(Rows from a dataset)
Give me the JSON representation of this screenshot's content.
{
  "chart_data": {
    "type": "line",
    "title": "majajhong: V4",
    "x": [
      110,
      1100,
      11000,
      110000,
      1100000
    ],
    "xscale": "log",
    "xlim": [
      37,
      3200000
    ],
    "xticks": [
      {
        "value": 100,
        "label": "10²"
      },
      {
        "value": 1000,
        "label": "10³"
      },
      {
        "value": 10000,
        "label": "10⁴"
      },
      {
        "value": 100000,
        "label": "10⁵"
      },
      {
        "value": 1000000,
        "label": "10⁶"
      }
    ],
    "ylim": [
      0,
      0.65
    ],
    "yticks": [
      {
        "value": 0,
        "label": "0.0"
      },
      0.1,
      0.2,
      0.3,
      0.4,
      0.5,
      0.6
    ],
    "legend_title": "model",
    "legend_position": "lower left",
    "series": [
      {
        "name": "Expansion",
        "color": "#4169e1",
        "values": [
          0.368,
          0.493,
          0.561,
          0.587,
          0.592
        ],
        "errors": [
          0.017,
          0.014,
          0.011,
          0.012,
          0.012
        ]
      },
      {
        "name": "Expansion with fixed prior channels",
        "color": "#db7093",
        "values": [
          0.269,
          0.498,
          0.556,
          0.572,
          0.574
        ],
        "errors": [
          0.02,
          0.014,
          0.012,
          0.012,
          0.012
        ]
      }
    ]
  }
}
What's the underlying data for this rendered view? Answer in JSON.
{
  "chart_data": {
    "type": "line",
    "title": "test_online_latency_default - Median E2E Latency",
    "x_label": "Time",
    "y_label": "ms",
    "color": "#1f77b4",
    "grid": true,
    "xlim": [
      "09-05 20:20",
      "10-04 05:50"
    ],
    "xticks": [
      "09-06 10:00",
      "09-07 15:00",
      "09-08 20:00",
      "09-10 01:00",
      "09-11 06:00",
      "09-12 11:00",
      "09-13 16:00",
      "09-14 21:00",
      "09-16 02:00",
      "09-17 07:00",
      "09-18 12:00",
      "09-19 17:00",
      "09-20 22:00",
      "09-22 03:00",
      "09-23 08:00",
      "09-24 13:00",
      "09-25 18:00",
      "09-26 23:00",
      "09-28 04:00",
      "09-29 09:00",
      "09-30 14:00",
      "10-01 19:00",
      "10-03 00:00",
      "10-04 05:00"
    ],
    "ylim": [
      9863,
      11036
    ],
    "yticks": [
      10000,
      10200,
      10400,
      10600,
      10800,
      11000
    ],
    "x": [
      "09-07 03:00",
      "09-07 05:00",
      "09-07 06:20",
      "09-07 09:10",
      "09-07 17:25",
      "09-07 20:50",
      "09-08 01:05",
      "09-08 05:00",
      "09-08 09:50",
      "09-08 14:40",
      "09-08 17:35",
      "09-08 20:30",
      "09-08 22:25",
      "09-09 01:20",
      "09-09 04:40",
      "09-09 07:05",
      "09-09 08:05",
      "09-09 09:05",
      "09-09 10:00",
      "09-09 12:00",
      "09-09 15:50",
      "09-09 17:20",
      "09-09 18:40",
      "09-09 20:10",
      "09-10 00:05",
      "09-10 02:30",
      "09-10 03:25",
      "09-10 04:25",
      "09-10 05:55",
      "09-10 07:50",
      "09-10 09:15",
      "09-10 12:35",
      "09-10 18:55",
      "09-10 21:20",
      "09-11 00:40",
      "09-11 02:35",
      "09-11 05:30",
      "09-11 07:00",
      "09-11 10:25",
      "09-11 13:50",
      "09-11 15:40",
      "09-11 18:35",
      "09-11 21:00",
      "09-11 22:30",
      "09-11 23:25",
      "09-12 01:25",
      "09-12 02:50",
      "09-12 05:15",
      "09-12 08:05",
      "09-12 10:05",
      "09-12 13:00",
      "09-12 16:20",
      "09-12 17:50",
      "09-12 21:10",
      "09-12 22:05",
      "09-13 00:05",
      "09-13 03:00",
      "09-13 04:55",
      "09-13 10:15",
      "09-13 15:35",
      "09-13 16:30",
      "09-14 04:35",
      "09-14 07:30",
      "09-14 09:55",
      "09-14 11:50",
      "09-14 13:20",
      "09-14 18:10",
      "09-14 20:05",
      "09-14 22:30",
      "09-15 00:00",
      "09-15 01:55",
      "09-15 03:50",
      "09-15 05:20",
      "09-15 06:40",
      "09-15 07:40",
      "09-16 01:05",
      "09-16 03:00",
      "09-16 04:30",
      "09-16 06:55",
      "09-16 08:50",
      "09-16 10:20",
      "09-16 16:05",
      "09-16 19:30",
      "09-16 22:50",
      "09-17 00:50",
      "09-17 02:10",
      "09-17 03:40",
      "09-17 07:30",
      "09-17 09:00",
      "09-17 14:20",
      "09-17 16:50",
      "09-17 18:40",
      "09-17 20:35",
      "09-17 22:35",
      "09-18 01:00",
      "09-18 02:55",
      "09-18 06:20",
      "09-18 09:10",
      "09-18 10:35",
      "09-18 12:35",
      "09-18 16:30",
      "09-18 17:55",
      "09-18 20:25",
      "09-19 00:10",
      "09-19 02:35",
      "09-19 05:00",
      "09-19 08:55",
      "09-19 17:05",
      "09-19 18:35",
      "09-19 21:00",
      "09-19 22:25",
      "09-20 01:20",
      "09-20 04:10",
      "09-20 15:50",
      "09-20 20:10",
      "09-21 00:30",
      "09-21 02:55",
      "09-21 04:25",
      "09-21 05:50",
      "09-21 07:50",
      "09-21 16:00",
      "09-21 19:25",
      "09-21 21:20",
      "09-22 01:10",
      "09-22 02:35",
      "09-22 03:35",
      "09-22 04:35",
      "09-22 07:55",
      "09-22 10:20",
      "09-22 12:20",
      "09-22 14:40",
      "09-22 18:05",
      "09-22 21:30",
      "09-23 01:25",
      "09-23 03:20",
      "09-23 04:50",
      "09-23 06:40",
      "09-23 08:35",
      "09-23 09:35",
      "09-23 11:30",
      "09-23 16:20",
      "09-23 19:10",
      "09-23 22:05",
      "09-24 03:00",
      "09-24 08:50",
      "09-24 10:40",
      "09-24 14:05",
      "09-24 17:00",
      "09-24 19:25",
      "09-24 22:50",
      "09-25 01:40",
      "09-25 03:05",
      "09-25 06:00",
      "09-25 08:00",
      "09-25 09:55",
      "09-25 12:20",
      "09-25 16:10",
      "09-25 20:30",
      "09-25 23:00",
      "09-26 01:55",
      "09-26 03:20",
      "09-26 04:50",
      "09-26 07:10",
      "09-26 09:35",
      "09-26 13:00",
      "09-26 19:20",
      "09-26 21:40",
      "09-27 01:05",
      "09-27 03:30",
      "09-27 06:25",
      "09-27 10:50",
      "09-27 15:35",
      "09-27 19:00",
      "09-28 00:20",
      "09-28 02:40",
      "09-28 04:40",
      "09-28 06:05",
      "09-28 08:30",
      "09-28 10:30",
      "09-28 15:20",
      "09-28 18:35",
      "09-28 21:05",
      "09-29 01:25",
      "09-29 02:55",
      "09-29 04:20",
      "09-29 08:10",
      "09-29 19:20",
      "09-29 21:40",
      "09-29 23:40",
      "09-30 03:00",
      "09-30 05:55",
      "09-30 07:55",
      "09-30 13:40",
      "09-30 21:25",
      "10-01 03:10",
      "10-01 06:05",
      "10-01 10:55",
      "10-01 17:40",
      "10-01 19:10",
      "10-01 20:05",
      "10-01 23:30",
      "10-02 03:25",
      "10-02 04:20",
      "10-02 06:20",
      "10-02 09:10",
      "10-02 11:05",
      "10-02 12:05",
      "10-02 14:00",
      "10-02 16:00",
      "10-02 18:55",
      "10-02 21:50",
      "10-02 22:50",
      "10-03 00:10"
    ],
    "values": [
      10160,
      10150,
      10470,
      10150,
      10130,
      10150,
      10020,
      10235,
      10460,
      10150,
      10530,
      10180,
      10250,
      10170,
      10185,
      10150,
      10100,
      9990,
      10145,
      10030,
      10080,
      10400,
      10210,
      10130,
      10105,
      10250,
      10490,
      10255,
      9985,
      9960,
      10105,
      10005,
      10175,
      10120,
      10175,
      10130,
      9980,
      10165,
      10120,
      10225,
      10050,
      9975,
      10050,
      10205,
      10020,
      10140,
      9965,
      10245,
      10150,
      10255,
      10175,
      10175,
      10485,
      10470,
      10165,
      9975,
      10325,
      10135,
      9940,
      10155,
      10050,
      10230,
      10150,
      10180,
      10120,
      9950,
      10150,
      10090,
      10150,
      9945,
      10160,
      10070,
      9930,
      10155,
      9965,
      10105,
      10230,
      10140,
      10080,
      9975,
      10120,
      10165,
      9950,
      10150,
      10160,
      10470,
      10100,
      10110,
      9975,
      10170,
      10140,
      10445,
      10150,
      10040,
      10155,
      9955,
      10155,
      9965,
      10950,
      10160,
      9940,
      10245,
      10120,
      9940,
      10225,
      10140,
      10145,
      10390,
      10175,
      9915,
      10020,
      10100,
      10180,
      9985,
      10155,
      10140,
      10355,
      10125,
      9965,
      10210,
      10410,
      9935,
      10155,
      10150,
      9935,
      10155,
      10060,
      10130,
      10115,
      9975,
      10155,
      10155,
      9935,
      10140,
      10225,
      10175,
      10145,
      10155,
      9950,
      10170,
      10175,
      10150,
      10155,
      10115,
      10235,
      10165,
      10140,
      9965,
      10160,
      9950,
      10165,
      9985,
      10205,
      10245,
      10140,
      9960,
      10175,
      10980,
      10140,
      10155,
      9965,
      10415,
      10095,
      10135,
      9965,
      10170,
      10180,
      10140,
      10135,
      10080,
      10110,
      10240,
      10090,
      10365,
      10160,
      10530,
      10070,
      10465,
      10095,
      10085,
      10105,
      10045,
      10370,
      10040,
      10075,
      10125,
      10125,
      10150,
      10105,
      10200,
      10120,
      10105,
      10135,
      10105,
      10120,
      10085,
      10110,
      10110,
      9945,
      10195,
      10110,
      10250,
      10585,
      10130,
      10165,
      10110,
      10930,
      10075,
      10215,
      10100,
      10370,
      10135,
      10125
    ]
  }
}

[Work to be completed]: From the entries, report each line that includes the word "this".

[Solution]:
Give me the JSON representation of this screenshot's content.
What's the underlying data for this rendered view? Answer in JSON.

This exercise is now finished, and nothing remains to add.